── Records supplied ──
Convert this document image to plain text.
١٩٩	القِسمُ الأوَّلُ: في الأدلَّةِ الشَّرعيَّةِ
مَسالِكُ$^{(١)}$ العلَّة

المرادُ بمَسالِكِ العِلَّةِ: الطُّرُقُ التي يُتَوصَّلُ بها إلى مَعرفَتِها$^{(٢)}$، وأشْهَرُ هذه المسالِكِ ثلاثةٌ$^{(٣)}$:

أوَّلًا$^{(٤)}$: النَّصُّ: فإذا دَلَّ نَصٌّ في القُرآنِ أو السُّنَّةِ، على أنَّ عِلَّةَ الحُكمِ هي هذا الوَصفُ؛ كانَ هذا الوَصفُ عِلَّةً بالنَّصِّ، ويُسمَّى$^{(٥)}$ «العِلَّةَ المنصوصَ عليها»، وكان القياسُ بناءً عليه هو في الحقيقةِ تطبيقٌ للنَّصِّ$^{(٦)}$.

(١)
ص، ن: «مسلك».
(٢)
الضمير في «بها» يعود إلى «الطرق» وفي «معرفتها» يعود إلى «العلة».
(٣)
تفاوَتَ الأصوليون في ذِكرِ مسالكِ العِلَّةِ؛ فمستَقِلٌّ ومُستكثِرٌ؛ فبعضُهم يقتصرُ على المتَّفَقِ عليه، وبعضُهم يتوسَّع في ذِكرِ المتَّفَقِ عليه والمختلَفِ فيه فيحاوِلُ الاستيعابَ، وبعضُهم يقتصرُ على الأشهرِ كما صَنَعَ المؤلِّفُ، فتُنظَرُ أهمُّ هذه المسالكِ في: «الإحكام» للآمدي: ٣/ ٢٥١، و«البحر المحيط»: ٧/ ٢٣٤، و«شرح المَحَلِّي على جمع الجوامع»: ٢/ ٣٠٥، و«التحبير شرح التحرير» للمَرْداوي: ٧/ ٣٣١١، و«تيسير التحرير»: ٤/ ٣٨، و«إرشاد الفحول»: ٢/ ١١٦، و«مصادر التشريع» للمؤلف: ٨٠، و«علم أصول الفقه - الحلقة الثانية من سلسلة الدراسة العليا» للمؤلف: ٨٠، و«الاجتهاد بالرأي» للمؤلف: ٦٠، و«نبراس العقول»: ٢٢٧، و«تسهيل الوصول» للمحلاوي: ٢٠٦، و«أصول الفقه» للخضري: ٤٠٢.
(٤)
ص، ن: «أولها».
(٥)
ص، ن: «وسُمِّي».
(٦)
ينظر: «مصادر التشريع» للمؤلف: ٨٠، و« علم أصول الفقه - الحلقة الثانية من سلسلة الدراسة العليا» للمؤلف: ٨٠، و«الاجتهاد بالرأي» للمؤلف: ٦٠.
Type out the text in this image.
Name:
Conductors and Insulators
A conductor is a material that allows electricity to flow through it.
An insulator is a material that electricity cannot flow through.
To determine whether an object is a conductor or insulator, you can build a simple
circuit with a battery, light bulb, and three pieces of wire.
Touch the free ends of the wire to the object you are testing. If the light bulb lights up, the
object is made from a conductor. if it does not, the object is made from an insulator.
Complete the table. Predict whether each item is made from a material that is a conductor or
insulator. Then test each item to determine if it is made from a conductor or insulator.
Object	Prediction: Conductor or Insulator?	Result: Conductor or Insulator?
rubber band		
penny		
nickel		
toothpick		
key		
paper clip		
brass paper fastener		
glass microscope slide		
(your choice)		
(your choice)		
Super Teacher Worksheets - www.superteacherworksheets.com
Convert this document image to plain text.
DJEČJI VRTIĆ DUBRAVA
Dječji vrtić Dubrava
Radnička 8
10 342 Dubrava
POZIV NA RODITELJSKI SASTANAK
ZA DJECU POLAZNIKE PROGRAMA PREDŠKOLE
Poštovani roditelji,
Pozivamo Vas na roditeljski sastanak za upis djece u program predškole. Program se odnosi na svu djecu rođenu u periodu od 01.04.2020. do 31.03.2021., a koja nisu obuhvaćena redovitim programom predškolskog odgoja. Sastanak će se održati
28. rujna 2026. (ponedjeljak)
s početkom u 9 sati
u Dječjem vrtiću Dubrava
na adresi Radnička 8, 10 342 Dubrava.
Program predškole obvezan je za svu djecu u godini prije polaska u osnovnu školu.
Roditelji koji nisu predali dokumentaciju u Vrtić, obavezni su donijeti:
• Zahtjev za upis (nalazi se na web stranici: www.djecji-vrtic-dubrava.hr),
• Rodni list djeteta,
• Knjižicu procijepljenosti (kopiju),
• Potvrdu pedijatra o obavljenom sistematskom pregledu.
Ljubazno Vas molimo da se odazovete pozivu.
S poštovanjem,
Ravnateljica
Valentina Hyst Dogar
───
* _Problem description_
State how many lines hold the word "material". The number is the whole answer.

* _Correct answer_
3